* Short problem
Exactly as they appear, output all of the entries.
== Data to process
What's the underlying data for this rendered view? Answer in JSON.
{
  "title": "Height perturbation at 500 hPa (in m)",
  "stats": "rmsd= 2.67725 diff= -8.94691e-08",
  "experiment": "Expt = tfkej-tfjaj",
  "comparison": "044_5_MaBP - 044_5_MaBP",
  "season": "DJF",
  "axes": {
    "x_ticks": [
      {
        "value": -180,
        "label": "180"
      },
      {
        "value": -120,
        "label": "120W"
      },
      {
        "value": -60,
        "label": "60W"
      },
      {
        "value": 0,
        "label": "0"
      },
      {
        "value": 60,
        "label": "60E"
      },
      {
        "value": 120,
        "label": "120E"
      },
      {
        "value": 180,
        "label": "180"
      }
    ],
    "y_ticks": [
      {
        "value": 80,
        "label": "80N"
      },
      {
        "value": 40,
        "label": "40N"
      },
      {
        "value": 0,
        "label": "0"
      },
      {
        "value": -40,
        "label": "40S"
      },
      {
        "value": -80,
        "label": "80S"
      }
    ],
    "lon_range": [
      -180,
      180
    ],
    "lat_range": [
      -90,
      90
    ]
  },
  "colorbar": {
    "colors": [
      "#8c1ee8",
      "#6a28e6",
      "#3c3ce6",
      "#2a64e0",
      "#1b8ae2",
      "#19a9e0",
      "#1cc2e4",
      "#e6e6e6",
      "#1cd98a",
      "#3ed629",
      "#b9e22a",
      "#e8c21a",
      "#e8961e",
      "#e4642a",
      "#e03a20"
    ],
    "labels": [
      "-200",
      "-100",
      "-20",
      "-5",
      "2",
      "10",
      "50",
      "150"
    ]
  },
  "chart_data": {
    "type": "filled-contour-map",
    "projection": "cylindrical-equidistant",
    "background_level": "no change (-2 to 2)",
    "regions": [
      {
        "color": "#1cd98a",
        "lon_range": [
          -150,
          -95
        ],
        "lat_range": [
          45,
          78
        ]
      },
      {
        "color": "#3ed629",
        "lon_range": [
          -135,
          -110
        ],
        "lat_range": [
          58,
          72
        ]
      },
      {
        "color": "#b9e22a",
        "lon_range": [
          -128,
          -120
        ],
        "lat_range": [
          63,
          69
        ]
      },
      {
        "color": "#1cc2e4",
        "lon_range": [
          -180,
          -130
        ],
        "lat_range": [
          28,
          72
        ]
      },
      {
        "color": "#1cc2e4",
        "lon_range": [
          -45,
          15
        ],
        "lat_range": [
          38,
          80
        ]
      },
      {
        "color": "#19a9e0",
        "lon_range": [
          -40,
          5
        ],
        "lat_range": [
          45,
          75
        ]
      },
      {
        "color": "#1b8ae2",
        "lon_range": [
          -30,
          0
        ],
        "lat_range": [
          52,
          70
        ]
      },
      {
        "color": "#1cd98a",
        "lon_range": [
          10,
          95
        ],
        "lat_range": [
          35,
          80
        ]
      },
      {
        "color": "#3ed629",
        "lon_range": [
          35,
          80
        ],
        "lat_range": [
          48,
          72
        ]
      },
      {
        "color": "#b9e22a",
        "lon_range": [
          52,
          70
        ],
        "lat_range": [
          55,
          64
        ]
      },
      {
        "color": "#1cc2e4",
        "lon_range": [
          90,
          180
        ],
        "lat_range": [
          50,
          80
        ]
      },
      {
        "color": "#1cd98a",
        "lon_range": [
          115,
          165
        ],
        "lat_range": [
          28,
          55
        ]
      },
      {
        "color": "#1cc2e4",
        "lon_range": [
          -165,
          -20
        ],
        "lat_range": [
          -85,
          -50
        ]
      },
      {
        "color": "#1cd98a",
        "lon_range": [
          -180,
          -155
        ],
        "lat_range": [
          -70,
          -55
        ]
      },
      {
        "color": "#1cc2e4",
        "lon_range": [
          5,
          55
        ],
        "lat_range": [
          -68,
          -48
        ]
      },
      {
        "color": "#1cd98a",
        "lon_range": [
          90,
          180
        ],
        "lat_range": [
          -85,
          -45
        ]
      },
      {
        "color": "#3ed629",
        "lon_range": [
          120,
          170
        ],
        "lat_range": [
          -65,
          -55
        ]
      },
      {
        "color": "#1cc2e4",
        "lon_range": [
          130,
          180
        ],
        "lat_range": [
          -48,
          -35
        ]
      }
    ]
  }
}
====
* Correct output
What's the underlying data for this rendered view? Answer in JSON.
{
  "title": "Height perturbation at 500 hPa (in m)",
  "stats": "rmsd= 2.67725 diff= -8.94691e-08",
  "experiment": "Expt = tfkej-tfjaj",
  "comparison": "044_5_MaBP - 044_5_MaBP",
  "season": "DJF",
  "axes": {
    "x_ticks": [
      {
        "value": -180,
        "label": "180"
      },
      {
        "value": -120,
        "label": "120W"
      },
      {
        "value": -60,
        "label": "60W"
      },
      {
        "value": 0,
        "label": "0"
      },
      {
        "value": 60,
        "label": "60E"
      },
      {
        "value": 120,
        "label": "120E"
      },
      {
        "value": 180,
        "label": "180"
      }
    ],
    "y_ticks": [
      {
        "value": 80,
        "label": "80N"
      },
      {
        "value": 40,
        "label": "40N"
      },
      {
        "value": 0,
        "label": "0"
      },
      {
        "value": -40,
        "label": "40S"
      },
      {
        "value": -80,
        "label": "80S"
      }
    ],
    "lon_range": [
      -180,
      180
    ],
    "lat_range": [
      -90,
      90
    ]
  },
  "colorbar": {
    "colors": [
      "#8c1ee8",
      "#6a28e6",
      "#3c3ce6",
      "#2a64e0",
      "#1b8ae2",
      "#19a9e0",
      "#1cc2e4",
      "#e6e6e6",
      "#1cd98a",
      "#3ed629",
      "#b9e22a",
      "#e8c21a",
      "#e8961e",
      "#e4642a",
      "#e03a20"
    ],
    "labels": [
      "-200",
      "-100",
      "-20",
      "-5",
      "2",
      "10",
      "50",
      "150"
    ]
  },
  "chart_data": {
    "type": "filled-contour-map",
    "projection": "cylindrical-equidistant",
    "background_level": "no change (-2 to 2)",
    "regions": [
      {
        "color": "#1cd98a",
        "lon_range": [
          -150,
          -95
        ],
        "lat_range": [
          45,
          78
        ]
      },
      {
        "color": "#3ed629",
        "lon_range": [
          -135,
          -110
        ],
        "lat_range": [
          58,
          72
        ]
      },
      {
        "color": "#b9e22a",
        "lon_range": [
          -128,
          -120
        ],
        "lat_range": [
          63,
          69
        ]
      },
      {
        "color": "#1cc2e4",
        "lon_range": [
          -180,
          -130
        ],
        "lat_range": [
          28,
          72
        ]
      },
      {
        "color": "#1cc2e4",
        "lon_range": [
          -45,
          15
        ],
        "lat_range": [
          38,
          80
        ]
      },
      {
        "color": "#19a9e0",
        "lon_range": [
          -40,
          5
        ],
        "lat_range": [
          45,
          75
        ]
      },
      {
        "color": "#1b8ae2",
        "lon_range": [
          -30,
          0
        ],
        "lat_range": [
          52,
          70
        ]
      },
      {
        "color": "#1cd98a",
        "lon_range": [
          10,
          95
        ],
        "lat_range": [
          35,
          80
        ]
      },
      {
        "color": "#3ed629",
        "lon_range": [
          35,
          80
        ],
        "lat_range": [
          48,
          72
        ]
      },
      {
        "color": "#b9e22a",
        "lon_range": [
          52,
          70
        ],
        "lat_range": [
          55,
          64
        ]
      },
      {
        "color": "#1cc2e4",
        "lon_range": [
          90,
          180
        ],
        "lat_range": [
          50,
          80
        ]
      },
      {
        "color": "#1cd98a",
        "lon_range": [
          115,
          165
        ],
        "lat_range": [
          28,
          55
        ]
      },
      {
        "color": "#1cc2e4",
        "lon_range": [
          -165,
          -20
        ],
        "lat_range": [
          -85,
          -50
        ]
      },
      {
        "color": "#1cd98a",
        "lon_range": [
          -180,
          -155
        ],
        "lat_range": [
          -70,
          -55
        ]
      },
      {
        "color": "#1cc2e4",
        "lon_range": [
          5,
          55
        ],
        "lat_range": [
          -68,
          -48
        ]
      },
      {
        "color": "#1cd98a",
        "lon_range": [
          90,
          180
        ],
        "lat_range": [
          -85,
          -45
        ]
      },
      {
        "color": "#3ed629",
        "lon_range": [
          120,
          170
        ],
        "lat_range": [
          -65,
          -55
        ]
      },
      {
        "color": "#1cc2e4",
        "lon_range": [
          130,
          180
        ],
        "lat_range": [
          -48,
          -35
        ]
      }
    ]
  }
}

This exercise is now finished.